* _Problem set_
[A] From the Solaris 10 ps thread below, return the passage that begins at the words "Post by Thomas" and stops after the words "that. So, yes.", copied exactly.
[B] In the Solaris 10 ps thread below, why does the truncated output for non-root users matter to the person who started the thread? Answer in one to three sentences.

* _Page_
--- begin ---
/usr/ucb/ps auxwww - output truncated for non-root users on Sol10.

/usr/ucb/ps auxwww - output truncated for non-root users on Sol10.

Post by Dextho » Wed, 15 Mar 2006 04:28:51



Not sure if this is something specific to my Solaris 10 environment !!

When I run "/usr/ucb/ps auxwww" command as root, I get full cmdline
with args. Whereas, when I run it as non-root, the output gets
truncated just as the ps -ef cmd does.

Is this something new to Solaris 10 ? Previous releases were not doing
the same !!!

There are some scripts that I have going, that do run as non-root and
expect to see the full cmdline.

Any insights ??

TIA
Dexthor

 
 
 

/usr/ucb/ps auxwww - output truncated for non-root users on Sol10.

Post by Thomas Deh » Wed, 15 Mar 2006 05:06:44



> Not sure if this is something specific to my Solaris 10 environment !!

> When I run "/usr/ucb/ps auxwww" command as root, I get full cmdline
> with args. Whereas, when I run it as non-root, the output gets
> truncated just as the ps -ef cmd does.

> Is this something new to Solaris 10 ?

I have faint memories of reading that. So, yes.

Thomas

 
 
 

/usr/ucb/ps auxwww - output truncated for non-root users on Sol10.

Post by Jean-Louis Liagr » Wed, 15 Mar 2006 05:16:29



> Not sure if this is something specific to my Solaris 10 environment !!

> When I run "/usr/ucb/ps auxwww" command as root, I get full cmdline
> with args. Whereas, when I run it as non-root, the output gets
> truncated just as the ps -ef cmd does.

> Is this something new to Solaris 10 ? Previous releases were not doing
> the same !!!

> There are some scripts that I have going, that do run as non-root and
> expect to see the full cmdline.

> Any insights ??

> TIA
> Dexthor

I believe you can have it working for a non root user by granting him/her the
proc_owner privilege.
 
 
 

/usr/ucb/ps auxwww - output truncated for non-root users on Sol10.

Post by Casper H.S. Di » Wed, 15 Mar 2006 05:29:04



>Not sure if this is something specific to my Solaris 10 environment !!
--- end ---
* _Information given_
--- begin ---
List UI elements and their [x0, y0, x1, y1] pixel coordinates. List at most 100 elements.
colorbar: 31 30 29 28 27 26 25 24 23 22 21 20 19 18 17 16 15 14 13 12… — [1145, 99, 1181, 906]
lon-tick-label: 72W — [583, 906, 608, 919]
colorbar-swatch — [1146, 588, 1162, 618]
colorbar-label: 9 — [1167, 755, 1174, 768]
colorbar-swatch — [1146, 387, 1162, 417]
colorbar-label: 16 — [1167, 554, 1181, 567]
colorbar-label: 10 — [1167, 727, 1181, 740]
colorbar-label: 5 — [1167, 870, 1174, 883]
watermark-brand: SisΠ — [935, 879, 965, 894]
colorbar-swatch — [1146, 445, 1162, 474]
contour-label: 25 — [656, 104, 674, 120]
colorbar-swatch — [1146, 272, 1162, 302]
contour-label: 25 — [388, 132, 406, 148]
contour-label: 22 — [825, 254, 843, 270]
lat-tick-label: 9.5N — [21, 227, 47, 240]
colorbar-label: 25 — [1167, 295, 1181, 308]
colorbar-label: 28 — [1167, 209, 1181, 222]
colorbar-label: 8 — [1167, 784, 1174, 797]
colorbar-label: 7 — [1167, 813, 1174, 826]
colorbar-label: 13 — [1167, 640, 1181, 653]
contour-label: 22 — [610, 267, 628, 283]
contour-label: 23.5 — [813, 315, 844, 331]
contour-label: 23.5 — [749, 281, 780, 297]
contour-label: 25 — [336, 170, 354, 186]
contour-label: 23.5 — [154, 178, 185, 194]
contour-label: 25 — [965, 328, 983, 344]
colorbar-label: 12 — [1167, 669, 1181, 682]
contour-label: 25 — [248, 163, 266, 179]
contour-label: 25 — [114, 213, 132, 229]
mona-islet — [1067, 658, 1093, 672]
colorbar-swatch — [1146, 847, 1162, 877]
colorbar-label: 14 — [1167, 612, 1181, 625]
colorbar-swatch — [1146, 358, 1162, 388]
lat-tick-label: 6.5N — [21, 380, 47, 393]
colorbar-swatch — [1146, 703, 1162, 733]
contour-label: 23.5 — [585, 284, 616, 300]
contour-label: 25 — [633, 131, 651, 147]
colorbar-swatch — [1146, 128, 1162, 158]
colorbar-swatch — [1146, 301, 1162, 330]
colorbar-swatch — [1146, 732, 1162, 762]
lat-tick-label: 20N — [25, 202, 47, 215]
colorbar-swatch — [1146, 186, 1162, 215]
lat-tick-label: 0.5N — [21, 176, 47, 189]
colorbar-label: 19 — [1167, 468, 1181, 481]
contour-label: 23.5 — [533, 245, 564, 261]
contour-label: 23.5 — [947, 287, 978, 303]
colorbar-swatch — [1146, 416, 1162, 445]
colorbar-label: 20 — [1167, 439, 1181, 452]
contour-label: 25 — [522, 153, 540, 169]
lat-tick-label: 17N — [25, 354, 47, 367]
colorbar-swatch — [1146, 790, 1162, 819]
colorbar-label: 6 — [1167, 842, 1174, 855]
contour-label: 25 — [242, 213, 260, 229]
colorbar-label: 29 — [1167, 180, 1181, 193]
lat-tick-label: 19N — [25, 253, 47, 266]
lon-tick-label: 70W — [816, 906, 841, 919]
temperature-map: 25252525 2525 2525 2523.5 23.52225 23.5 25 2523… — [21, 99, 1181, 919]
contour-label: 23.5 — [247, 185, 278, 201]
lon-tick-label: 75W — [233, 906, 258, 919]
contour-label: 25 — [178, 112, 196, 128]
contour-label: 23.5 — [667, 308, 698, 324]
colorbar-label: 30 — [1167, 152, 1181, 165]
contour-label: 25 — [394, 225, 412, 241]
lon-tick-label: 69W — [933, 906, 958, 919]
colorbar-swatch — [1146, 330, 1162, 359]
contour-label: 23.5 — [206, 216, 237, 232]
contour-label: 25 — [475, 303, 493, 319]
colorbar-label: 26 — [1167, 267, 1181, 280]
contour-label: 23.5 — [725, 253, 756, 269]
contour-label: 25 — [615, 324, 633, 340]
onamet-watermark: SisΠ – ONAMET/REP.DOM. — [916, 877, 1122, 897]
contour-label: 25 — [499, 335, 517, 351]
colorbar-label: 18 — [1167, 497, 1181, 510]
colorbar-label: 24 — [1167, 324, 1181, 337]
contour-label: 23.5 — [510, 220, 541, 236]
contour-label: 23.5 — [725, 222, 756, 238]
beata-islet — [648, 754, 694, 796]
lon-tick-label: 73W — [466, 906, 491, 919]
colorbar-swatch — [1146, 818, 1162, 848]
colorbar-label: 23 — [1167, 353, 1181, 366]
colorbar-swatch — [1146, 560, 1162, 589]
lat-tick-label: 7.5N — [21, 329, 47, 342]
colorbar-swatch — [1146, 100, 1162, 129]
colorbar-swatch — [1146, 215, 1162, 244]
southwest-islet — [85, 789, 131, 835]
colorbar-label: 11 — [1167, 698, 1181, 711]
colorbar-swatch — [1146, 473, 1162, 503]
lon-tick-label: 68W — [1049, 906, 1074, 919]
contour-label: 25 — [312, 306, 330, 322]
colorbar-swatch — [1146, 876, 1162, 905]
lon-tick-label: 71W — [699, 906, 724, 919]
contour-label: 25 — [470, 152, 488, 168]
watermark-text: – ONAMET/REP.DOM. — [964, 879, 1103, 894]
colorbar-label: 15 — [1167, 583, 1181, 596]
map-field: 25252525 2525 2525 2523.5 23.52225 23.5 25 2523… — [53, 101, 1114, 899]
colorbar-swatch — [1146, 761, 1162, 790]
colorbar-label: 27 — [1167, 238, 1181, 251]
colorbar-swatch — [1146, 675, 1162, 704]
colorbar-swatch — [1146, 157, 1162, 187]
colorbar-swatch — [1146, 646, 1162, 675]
--- end ---
* _Task-by-task results_
[A]
Post by Thomas Deh » Wed, 15 Mar 2006 05:06:44



> Not sure if this is something specific to my Solaris 10 environment !!

> When I run "/usr/ucb/ps auxwww" command as root, I get full cmdline
> with args. Whereas, when I run it as non-root, the output gets
> truncated just as the ps -ef cmd does.

> Is this something new to Solaris 10 ?

I have faint memories of reading that. So, yes.

[B] The person who started the thread has scripts that run as non-root and expect to see the full command line. With the output truncated for non-root users, those scripts don't get the complete command line and arguments.